Records from a collection:
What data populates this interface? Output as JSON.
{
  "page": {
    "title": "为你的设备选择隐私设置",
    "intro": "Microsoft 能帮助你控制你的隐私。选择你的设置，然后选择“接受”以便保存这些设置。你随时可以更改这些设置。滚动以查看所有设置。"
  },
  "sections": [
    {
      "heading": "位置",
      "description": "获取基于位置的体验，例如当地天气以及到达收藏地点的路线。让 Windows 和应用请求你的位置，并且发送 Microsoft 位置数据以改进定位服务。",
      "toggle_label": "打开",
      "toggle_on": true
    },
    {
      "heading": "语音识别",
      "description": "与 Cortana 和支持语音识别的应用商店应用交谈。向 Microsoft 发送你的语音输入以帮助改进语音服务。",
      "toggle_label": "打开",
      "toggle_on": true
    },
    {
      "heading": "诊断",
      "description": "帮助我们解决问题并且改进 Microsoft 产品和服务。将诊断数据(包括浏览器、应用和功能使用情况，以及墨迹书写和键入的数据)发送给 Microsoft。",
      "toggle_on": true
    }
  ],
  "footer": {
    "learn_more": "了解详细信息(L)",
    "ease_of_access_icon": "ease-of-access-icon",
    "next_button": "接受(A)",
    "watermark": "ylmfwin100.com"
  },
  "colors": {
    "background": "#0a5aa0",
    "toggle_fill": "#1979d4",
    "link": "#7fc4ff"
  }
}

> **TASK BRIEF**:
Report the count of lines in the entries that contain the string "description", and nothing besides it.

> **THE ANSWER**:
3